■ **DIRECTIVE**:
Transcribe all of the material below word for word and leave out its pictures.

■ **GIVEN INFORMATION**:

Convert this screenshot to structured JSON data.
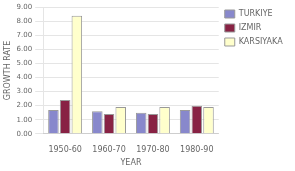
{
  "chart_data": {
    "type": "bar",
    "categories": [
      "1950-60",
      "1960-70",
      "1970-80",
      "1980-90"
    ],
    "series": [
      {
        "name": "TURKIYE",
        "color": "#8888cc",
        "values": [
          1.7,
          1.6,
          1.5,
          1.7
        ]
      },
      {
        "name": "IZMIR",
        "color": "#882244",
        "values": [
          2.4,
          1.4,
          1.4,
          2.0
        ]
      },
      {
        "name": "KARSIYAKA",
        "color": "#ffffcc",
        "values": [
          8.4,
          1.9,
          1.9,
          1.9
        ]
      }
    ],
    "xlabel": "YEAR",
    "ylabel": "GROWTH RATE",
    "ylim": [
      0,
      9.0
    ],
    "yticks": [
      {
        "value": 0,
        "label": "0.00"
      },
      {
        "value": 1,
        "label": "1.00"
      },
      {
        "value": 2,
        "label": "2.00"
      },
      {
        "value": 3,
        "label": "3.00"
      },
      {
        "value": 4,
        "label": "4.00"
      },
      {
        "value": 5,
        "label": "5.00"
      },
      {
        "value": 6,
        "label": "6.00"
      },
      {
        "value": 7,
        "label": "7.00"
      },
      {
        "value": 8,
        "label": "8.00"
      },
      {
        "value": 9,
        "label": "9.00"
      }
    ],
    "grid": true,
    "legend": "right"
  }
}
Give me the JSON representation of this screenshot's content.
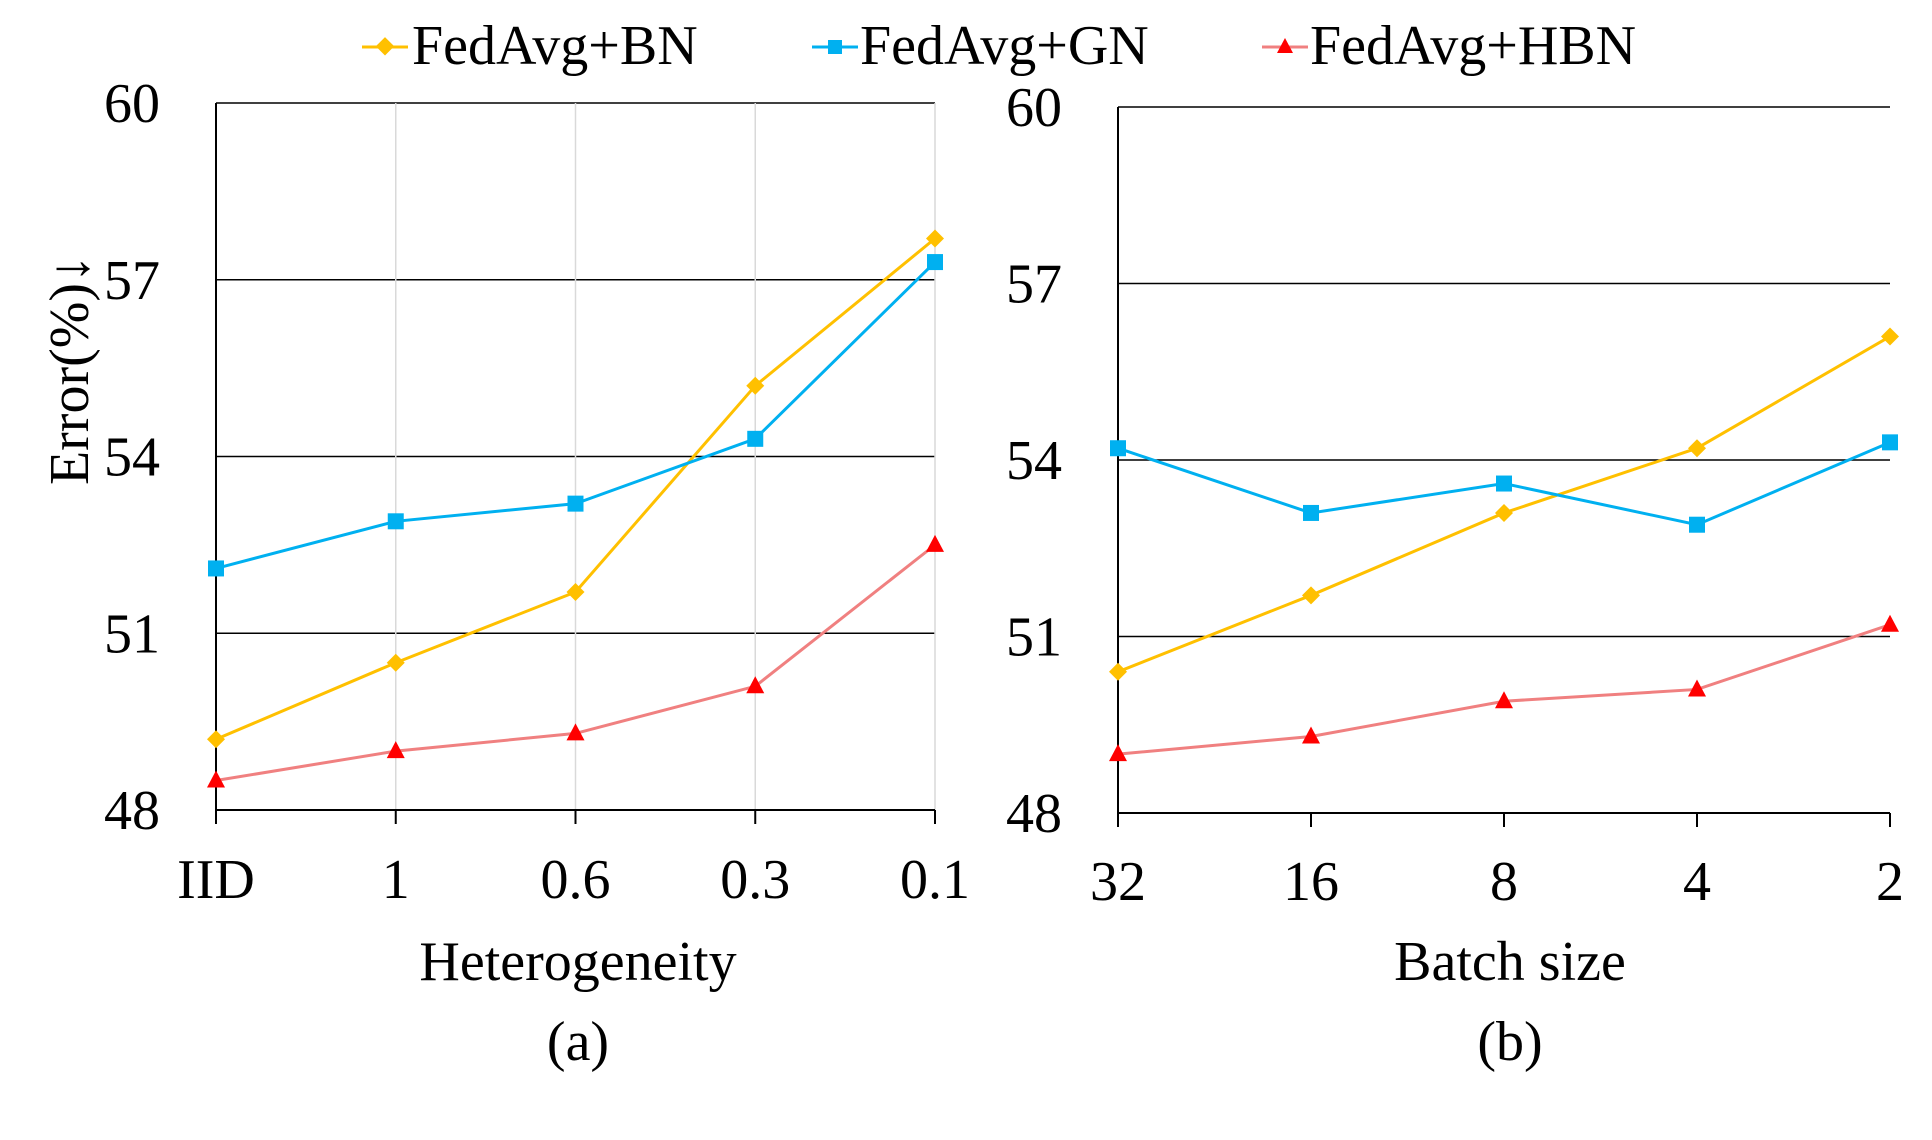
{
  "legend": [
    {
      "label": "FedAvg+BN",
      "color": "#FFC000",
      "marker": "diamond"
    },
    {
      "label": "FedAvg+GN",
      "color": "#00B0F0",
      "marker": "square"
    },
    {
      "label": "FedAvg+HBN",
      "color": "#F08080",
      "marker_color": "#FF0000",
      "marker": "triangle"
    }
  ],
  "y_axis_title": "Error(%)↓",
  "chart_data": [
    {
      "type": "line",
      "title": "",
      "panel_label": "(a)",
      "xlabel": "Heterogeneity",
      "ylabel": "Error(%)↓",
      "categories": [
        "IID",
        "1",
        "0.6",
        "0.3",
        "0.1"
      ],
      "ylim": [
        48,
        60
      ],
      "yticks": [
        48,
        51,
        54,
        57,
        60
      ],
      "grid": {
        "horizontal": true,
        "vertical": true
      },
      "series": [
        {
          "name": "FedAvg+BN",
          "values": [
            49.2,
            50.5,
            51.7,
            55.2,
            57.7
          ]
        },
        {
          "name": "FedAvg+GN",
          "values": [
            52.1,
            52.9,
            53.2,
            54.3,
            57.3
          ]
        },
        {
          "name": "FedAvg+HBN",
          "values": [
            48.5,
            49.0,
            49.3,
            50.1,
            52.5
          ]
        }
      ]
    },
    {
      "type": "line",
      "title": "",
      "panel_label": "(b)",
      "xlabel": "Batch size",
      "ylabel": "",
      "categories": [
        "32",
        "16",
        "8",
        "4",
        "2"
      ],
      "ylim": [
        48,
        60
      ],
      "yticks": [
        48,
        51,
        54,
        57,
        60
      ],
      "grid": {
        "horizontal": true,
        "vertical": false
      },
      "series": [
        {
          "name": "FedAvg+BN",
          "values": [
            50.4,
            51.7,
            53.1,
            54.2,
            56.1
          ]
        },
        {
          "name": "FedAvg+GN",
          "values": [
            54.2,
            53.1,
            53.6,
            52.9,
            54.3
          ]
        },
        {
          "name": "FedAvg+HBN",
          "values": [
            49.0,
            49.3,
            49.9,
            50.1,
            51.2
          ]
        }
      ]
    }
  ]
}
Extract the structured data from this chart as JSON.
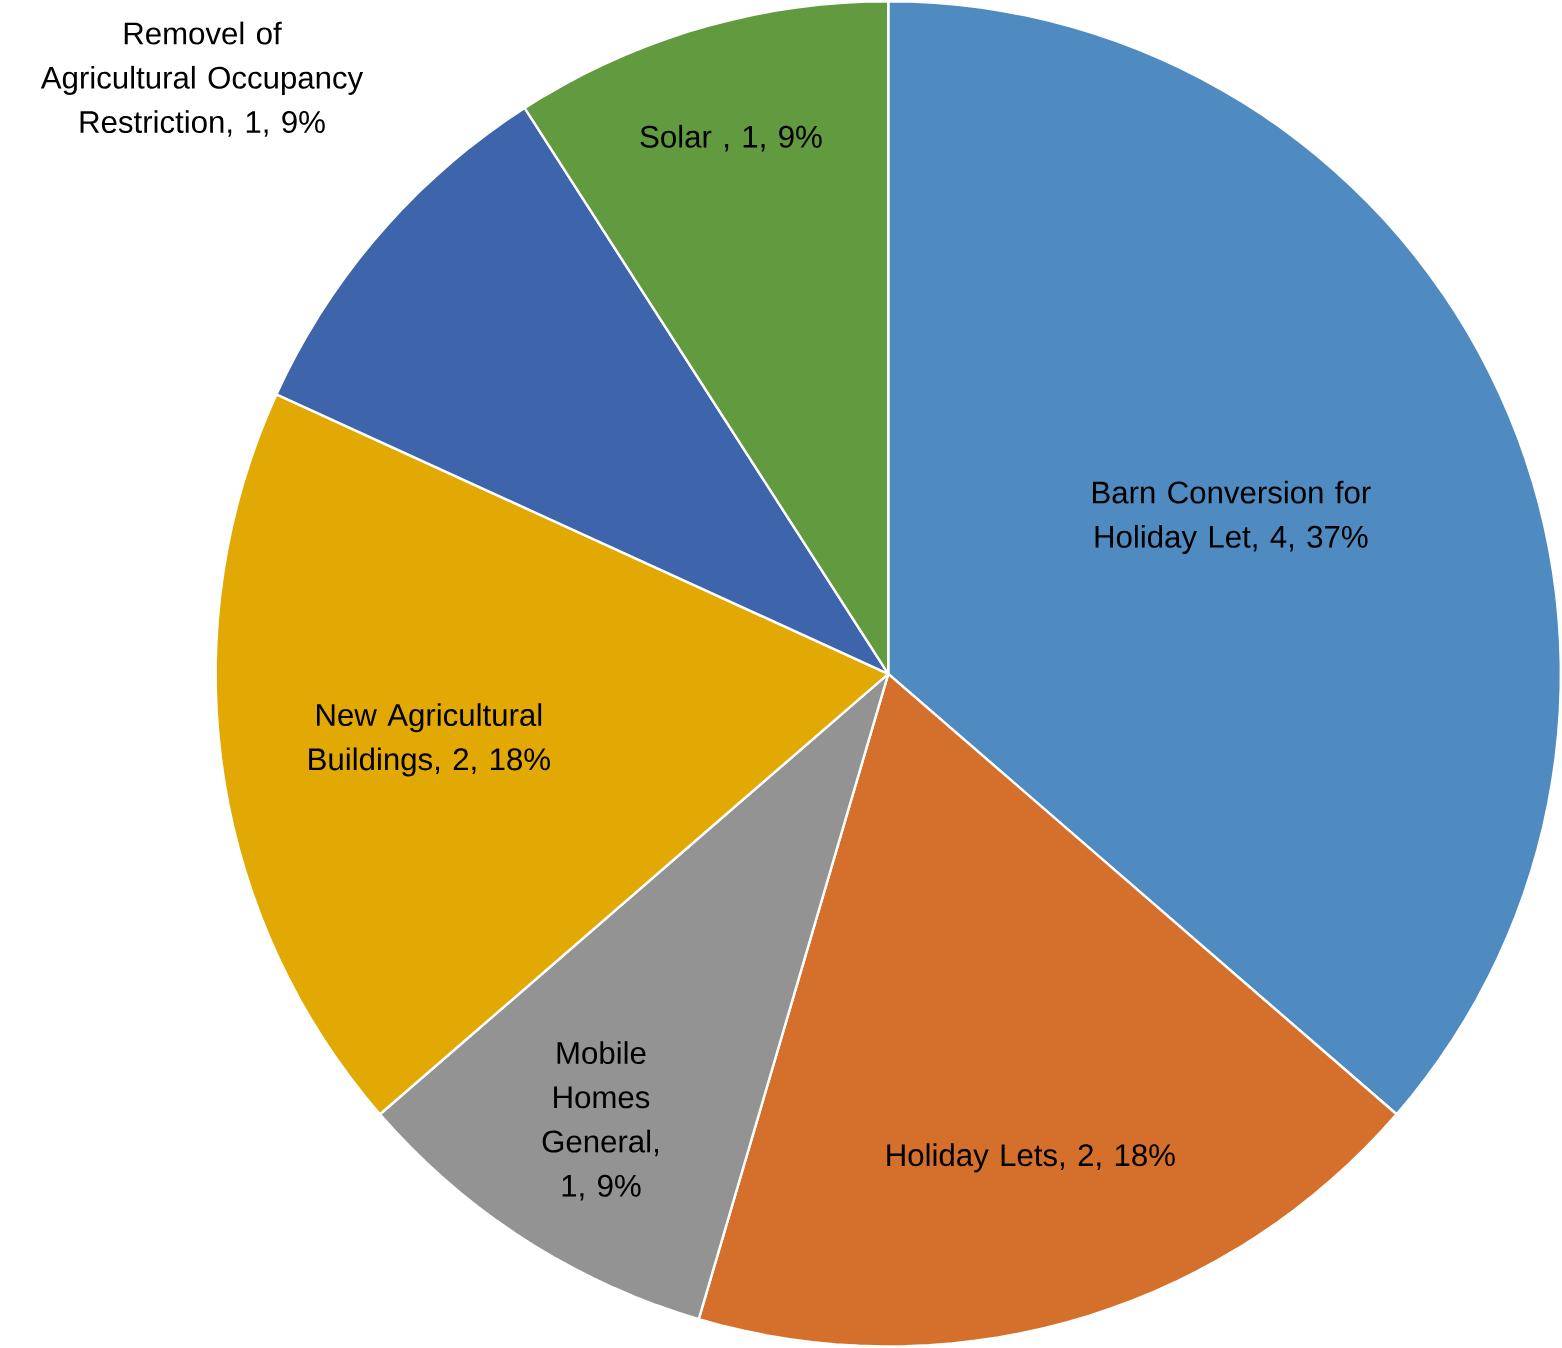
{
  "chart_data": {
    "type": "pie",
    "categories": [
      "Barn Conversion for Holiday Let, 4, 37%",
      "Holiday Lets, 2, 18%",
      "Mobile Homes General, 1, 9%",
      "New Agricultural Buildings, 2, 18%",
      "Removel of Agricultural Occupancy Restriction, 1, 9%",
      "Solar , 1, 9%"
    ],
    "values": [
      4,
      2,
      1,
      2,
      1,
      1
    ],
    "colors": [
      "#4f8bc0",
      "#d4702b",
      "#939393",
      "#e2a804",
      "#3e64ac",
      "#629b3f"
    ]
  }
}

■ **SOLUTION TO THE PROBLEM**:
Convert this screenshot to structured JSON data.
{
  "chart_data": {
    "type": "bar",
    "categories": [
      "1950-60",
      "1960-70",
      "1970-80",
      "1980-90"
    ],
    "series": [
      {
        "name": "TURKIYE",
        "color": "#8888cc",
        "values": [
          1.7,
          1.6,
          1.5,
          1.7
        ]
      },
      {
        "name": "IZMIR",
        "color": "#882244",
        "values": [
          2.4,
          1.4,
          1.4,
          2.0
        ]
      },
      {
        "name": "KARSIYAKA",
        "color": "#ffffcc",
        "values": [
          8.4,
          1.9,
          1.9,
          1.9
        ]
      }
    ],
    "xlabel": "YEAR",
    "ylabel": "GROWTH RATE",
    "ylim": [
      0,
      9.0
    ],
    "yticks": [
      {
        "value": 0,
        "label": "0.00"
      },
      {
        "value": 1,
        "label": "1.00"
      },
      {
        "value": 2,
        "label": "2.00"
      },
      {
        "value": 3,
        "label": "3.00"
      },
      {
        "value": 4,
        "label": "4.00"
      },
      {
        "value": 5,
        "label": "5.00"
      },
      {
        "value": 6,
        "label": "6.00"
      },
      {
        "value": 7,
        "label": "7.00"
      },
      {
        "value": 8,
        "label": "8.00"
      },
      {
        "value": 9,
        "label": "9.00"
      }
    ],
    "grid": true,
    "legend": "right"
  }
}
Give me the JSON representation of this screenshot's content.
{
  "legend": [
    {
      "label": "FedAvg+BN",
      "color": "#FFC000",
      "marker": "diamond"
    },
    {
      "label": "FedAvg+GN",
      "color": "#00B0F0",
      "marker": "square"
    },
    {
      "label": "FedAvg+HBN",
      "color": "#F08080",
      "marker_color": "#FF0000",
      "marker": "triangle"
    }
  ],
  "y_axis_title": "Error(%)↓",
  "chart_data": [
    {
      "type": "line",
      "title": "",
      "panel_label": "(a)",
      "xlabel": "Heterogeneity",
      "ylabel": "Error(%)↓",
      "categories": [
        "IID",
        "1",
        "0.6",
        "0.3",
        "0.1"
      ],
      "ylim": [
        48,
        60
      ],
      "yticks": [
        48,
        51,
        54,
        57,
        60
      ],
      "grid": {
        "horizontal": true,
        "vertical": true
      },
      "series": [
        {
          "name": "FedAvg+BN",
          "values": [
            49.2,
            50.5,
            51.7,
            55.2,
            57.7
          ]
        },
        {
          "name": "FedAvg+GN",
          "values": [
            52.1,
            52.9,
            53.2,
            54.3,
            57.3
          ]
        },
        {
          "name": "FedAvg+HBN",
          "values": [
            48.5,
            49.0,
            49.3,
            50.1,
            52.5
          ]
        }
      ]
    },
    {
      "type": "line",
      "title": "",
      "panel_label": "(b)",
      "xlabel": "Batch size",
      "ylabel": "",
      "categories": [
        "32",
        "16",
        "8",
        "4",
        "2"
      ],
      "ylim": [
        48,
        60
      ],
      "yticks": [
        48,
        51,
        54,
        57,
        60
      ],
      "grid": {
        "horizontal": true,
        "vertical": false
      },
      "series": [
        {
          "name": "FedAvg+BN",
          "values": [
            50.4,
            51.7,
            53.1,
            54.2,
            56.1
          ]
        },
        {
          "name": "FedAvg+GN",
          "values": [
            54.2,
            53.1,
            53.6,
            52.9,
            54.3
          ]
        },
        {
          "name": "FedAvg+HBN",
          "values": [
            49.0,
            49.3,
            49.9,
            50.1,
            51.2
          ]
        }
      ]
    }
  ]
}
Extract the structured data from this chart as JSON.
{
  "chart_data": {
    "type": "pie",
    "categories": [
      "Barn Conversion for Holiday Let, 4, 37%",
      "Holiday Lets, 2, 18%",
      "Mobile Homes General, 1, 9%",
      "New Agricultural Buildings, 2, 18%",
      "Removel of Agricultural Occupancy Restriction, 1, 9%",
      "Solar , 1, 9%"
    ],
    "values": [
      4,
      2,
      1,
      2,
      1,
      1
    ],
    "colors": [
      "#4f8bc0",
      "#d4702b",
      "#939393",
      "#e2a804",
      "#3e64ac",
      "#629b3f"
    ]
  }
}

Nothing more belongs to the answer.